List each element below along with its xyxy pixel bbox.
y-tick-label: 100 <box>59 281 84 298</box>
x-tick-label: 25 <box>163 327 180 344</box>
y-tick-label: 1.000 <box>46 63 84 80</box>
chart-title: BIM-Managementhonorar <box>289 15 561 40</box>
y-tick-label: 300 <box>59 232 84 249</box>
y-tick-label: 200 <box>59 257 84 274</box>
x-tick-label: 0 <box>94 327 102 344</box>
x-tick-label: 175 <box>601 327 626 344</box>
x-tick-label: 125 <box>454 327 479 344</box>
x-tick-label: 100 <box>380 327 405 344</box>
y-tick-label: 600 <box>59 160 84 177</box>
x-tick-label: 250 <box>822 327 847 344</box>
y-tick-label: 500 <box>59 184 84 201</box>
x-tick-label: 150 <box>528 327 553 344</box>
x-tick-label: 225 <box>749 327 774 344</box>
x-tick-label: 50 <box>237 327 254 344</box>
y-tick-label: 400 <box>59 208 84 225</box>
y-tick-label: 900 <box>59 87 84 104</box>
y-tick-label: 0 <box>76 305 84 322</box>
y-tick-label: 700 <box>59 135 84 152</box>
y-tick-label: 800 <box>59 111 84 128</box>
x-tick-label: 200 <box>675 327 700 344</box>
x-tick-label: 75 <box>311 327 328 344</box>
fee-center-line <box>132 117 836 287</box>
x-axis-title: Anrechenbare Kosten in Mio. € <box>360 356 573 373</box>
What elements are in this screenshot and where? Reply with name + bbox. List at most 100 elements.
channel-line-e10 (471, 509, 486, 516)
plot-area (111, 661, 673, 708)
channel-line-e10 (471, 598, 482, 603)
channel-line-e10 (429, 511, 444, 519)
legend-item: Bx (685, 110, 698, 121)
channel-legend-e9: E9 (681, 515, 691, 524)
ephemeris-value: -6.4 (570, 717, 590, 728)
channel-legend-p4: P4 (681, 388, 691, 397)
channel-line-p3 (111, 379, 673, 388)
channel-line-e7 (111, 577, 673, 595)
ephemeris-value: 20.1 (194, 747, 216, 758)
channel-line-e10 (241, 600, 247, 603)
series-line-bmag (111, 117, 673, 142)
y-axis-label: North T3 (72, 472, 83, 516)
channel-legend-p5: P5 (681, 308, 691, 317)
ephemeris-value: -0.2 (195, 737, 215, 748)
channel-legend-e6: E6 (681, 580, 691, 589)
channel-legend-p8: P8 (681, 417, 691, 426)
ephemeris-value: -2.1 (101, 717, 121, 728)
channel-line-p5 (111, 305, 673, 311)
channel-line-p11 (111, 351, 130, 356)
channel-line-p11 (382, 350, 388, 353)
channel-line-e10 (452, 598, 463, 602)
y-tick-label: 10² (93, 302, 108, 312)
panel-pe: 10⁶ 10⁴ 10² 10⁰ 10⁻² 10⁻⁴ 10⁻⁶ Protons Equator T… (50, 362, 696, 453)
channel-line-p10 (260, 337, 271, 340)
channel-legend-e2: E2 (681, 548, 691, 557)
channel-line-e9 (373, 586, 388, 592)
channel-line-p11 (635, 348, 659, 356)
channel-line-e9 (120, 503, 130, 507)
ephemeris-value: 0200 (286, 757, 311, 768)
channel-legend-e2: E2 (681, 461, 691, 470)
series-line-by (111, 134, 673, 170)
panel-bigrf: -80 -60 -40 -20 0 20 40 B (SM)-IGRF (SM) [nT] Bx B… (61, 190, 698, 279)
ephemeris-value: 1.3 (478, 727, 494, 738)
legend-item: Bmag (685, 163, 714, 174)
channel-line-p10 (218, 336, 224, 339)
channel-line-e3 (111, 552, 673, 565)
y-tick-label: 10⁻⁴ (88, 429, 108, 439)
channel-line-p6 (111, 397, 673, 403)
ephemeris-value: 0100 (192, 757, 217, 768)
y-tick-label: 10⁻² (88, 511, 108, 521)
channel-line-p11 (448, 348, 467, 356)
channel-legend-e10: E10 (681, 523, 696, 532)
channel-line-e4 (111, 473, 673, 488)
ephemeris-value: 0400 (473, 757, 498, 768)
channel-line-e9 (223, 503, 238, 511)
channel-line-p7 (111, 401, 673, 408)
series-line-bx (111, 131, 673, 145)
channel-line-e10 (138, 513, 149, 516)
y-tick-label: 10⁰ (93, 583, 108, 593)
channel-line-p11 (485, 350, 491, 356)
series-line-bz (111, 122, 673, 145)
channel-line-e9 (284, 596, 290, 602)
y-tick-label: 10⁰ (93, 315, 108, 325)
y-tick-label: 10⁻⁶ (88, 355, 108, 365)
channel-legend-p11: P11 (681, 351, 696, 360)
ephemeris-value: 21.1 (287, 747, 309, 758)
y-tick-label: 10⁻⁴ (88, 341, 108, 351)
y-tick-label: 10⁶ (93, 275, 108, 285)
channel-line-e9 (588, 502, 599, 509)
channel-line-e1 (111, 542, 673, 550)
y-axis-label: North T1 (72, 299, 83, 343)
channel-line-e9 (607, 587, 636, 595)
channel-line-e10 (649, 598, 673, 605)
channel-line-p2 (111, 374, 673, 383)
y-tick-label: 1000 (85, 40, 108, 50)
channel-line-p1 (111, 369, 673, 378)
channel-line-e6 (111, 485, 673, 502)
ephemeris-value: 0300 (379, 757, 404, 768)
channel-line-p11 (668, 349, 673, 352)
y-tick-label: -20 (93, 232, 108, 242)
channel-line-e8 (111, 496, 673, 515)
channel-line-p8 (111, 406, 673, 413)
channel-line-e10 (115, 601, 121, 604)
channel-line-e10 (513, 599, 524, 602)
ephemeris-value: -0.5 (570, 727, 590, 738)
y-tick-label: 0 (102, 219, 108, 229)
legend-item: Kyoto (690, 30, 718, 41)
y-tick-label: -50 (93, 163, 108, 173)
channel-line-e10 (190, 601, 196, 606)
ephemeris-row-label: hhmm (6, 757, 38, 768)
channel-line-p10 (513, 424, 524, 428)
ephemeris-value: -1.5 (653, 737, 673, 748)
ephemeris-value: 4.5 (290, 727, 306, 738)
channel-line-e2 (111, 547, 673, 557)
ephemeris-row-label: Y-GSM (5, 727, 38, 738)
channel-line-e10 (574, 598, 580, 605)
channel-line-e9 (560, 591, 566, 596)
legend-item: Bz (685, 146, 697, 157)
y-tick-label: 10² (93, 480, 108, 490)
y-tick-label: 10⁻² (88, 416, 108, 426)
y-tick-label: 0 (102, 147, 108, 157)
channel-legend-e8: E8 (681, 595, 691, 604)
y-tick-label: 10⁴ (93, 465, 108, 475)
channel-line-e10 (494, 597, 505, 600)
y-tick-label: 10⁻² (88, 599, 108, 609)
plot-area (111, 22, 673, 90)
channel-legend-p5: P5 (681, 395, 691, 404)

_Given exercise_
Reproduce every line of the items above word for word, without changing anything.

_Exercise answer_
List each element below along with its xyxy pixel bbox.
y-tick-label: 100 <box>59 281 84 298</box>
x-tick-label: 25 <box>163 327 180 344</box>
y-tick-label: 1.000 <box>46 63 84 80</box>
chart-title: BIM-Managementhonorar <box>289 15 561 40</box>
y-tick-label: 300 <box>59 232 84 249</box>
y-tick-label: 200 <box>59 257 84 274</box>
x-tick-label: 0 <box>94 327 102 344</box>
x-tick-label: 175 <box>601 327 626 344</box>
x-tick-label: 125 <box>454 327 479 344</box>
x-tick-label: 100 <box>380 327 405 344</box>
y-tick-label: 600 <box>59 160 84 177</box>
x-tick-label: 250 <box>822 327 847 344</box>
y-tick-label: 500 <box>59 184 84 201</box>
x-tick-label: 150 <box>528 327 553 344</box>
x-tick-label: 225 <box>749 327 774 344</box>
x-tick-label: 50 <box>237 327 254 344</box>
y-tick-label: 400 <box>59 208 84 225</box>
y-tick-label: 900 <box>59 87 84 104</box>
y-tick-label: 0 <box>76 305 84 322</box>
y-tick-label: 700 <box>59 135 84 152</box>
y-tick-label: 800 <box>59 111 84 128</box>
x-tick-label: 200 <box>675 327 700 344</box>
x-tick-label: 75 <box>311 327 328 344</box>
fee-center-line <box>132 117 836 287</box>
x-axis-title: Anrechenbare Kosten in Mio. € <box>360 356 573 373</box>
What elements are in this screenshot and where? Reply with name + bbox. List at most 100 elements.
channel-line-e10 (471, 509, 486, 516)
plot-area (111, 661, 673, 708)
channel-line-e10 (471, 598, 482, 603)
channel-line-e10 (429, 511, 444, 519)
legend-item: Bx (685, 110, 698, 121)
channel-legend-e9: E9 (681, 515, 691, 524)
ephemeris-value: -6.4 (570, 717, 590, 728)
channel-legend-p4: P4 (681, 388, 691, 397)
channel-line-p3 (111, 379, 673, 388)
channel-line-e7 (111, 577, 673, 595)
ephemeris-value: 20.1 (194, 747, 216, 758)
channel-line-e10 (241, 600, 247, 603)
series-line-bmag (111, 117, 673, 142)
y-axis-label: North T3 (72, 472, 83, 516)
channel-legend-p5: P5 (681, 308, 691, 317)
ephemeris-value: -0.2 (195, 737, 215, 748)
channel-legend-e6: E6 (681, 580, 691, 589)
channel-legend-p8: P8 (681, 417, 691, 426)
ephemeris-value: -2.1 (101, 717, 121, 728)
channel-line-p5 (111, 305, 673, 311)
channel-line-p11 (111, 351, 130, 356)
channel-line-p11 (382, 350, 388, 353)
channel-line-e10 (452, 598, 463, 602)
y-tick-label: 10² (93, 302, 108, 312)
panel-pe: 10⁶ 10⁴ 10² 10⁰ 10⁻² 10⁻⁴ 10⁻⁶ Protons Equator T… (50, 362, 696, 453)
channel-line-p10 (260, 337, 271, 340)
channel-legend-e2: E2 (681, 548, 691, 557)
channel-line-e9 (373, 586, 388, 592)
channel-line-p11 (635, 348, 659, 356)
channel-line-e9 (120, 503, 130, 507)
ephemeris-value: 0200 (286, 757, 311, 768)
channel-legend-e2: E2 (681, 461, 691, 470)
series-line-by (111, 134, 673, 170)
panel-bigrf: -80 -60 -40 -20 0 20 40 B (SM)-IGRF (SM) [nT] Bx B… (61, 190, 698, 279)
ephemeris-value: 1.3 (478, 727, 494, 738)
legend-item: Bmag (685, 163, 714, 174)
channel-line-p10 (218, 336, 224, 339)
channel-line-e3 (111, 552, 673, 565)
y-tick-label: 10⁻⁴ (88, 429, 108, 439)
channel-line-p6 (111, 397, 673, 403)
ephemeris-value: 0100 (192, 757, 217, 768)
y-tick-label: 10⁻² (88, 511, 108, 521)
channel-line-p11 (448, 348, 467, 356)
channel-legend-e10: E10 (681, 523, 696, 532)
channel-line-e4 (111, 473, 673, 488)
ephemeris-value: 0400 (473, 757, 498, 768)
channel-line-e9 (223, 503, 238, 511)
channel-line-p7 (111, 401, 673, 408)
series-line-bx (111, 131, 673, 145)
channel-line-e10 (138, 513, 149, 516)
y-tick-label: 10⁰ (93, 583, 108, 593)
channel-line-p11 (485, 350, 491, 356)
series-line-bz (111, 122, 673, 145)
channel-line-e9 (284, 596, 290, 602)
y-tick-label: 10⁰ (93, 315, 108, 325)
y-tick-label: 10⁻⁶ (88, 355, 108, 365)
channel-legend-p11: P11 (681, 351, 696, 360)
ephemeris-value: 21.1 (287, 747, 309, 758)
y-tick-label: 10⁻⁴ (88, 341, 108, 351)
y-tick-label: 10⁶ (93, 275, 108, 285)
channel-line-e9 (588, 502, 599, 509)
channel-line-e1 (111, 542, 673, 550)
y-axis-label: North T1 (72, 299, 83, 343)
channel-line-e9 (607, 587, 636, 595)
channel-line-e10 (649, 598, 673, 605)
channel-line-p2 (111, 374, 673, 383)
y-tick-label: 1000 (85, 40, 108, 50)
channel-line-p1 (111, 369, 673, 378)
channel-line-e6 (111, 485, 673, 502)
ephemeris-value: 0300 (379, 757, 404, 768)
channel-line-p11 (668, 349, 673, 352)
y-tick-label: -20 (93, 232, 108, 242)
channel-line-e8 (111, 496, 673, 515)
channel-line-p8 (111, 406, 673, 413)
channel-line-e10 (115, 601, 121, 604)
channel-line-e10 (513, 599, 524, 602)
ephemeris-value: -0.5 (570, 727, 590, 738)
y-tick-label: 0 (102, 219, 108, 229)
legend-item: Kyoto (690, 30, 718, 41)
y-tick-label: -50 (93, 163, 108, 173)
channel-line-e10 (190, 601, 196, 606)
ephemeris-row-label: hhmm (6, 757, 38, 768)
channel-line-p10 (513, 424, 524, 428)
ephemeris-value: -1.5 (653, 737, 673, 748)
ephemeris-value: 4.5 (290, 727, 306, 738)
channel-line-e2 (111, 547, 673, 557)
ephemeris-row-label: Y-GSM (5, 727, 38, 738)
channel-line-e10 (574, 598, 580, 605)
channel-line-e9 (560, 591, 566, 596)
legend-item: Bz (685, 146, 697, 157)
y-tick-label: 10² (93, 480, 108, 490)
y-tick-label: 10⁻² (88, 416, 108, 426)
y-tick-label: 0 (102, 147, 108, 157)
channel-legend-e8: E8 (681, 595, 691, 604)
y-tick-label: 10⁴ (93, 465, 108, 475)
channel-line-e10 (494, 597, 505, 600)
y-tick-label: 10⁻² (88, 599, 108, 609)
plot-area (111, 22, 673, 90)
channel-legend-p5: P5 (681, 395, 691, 404)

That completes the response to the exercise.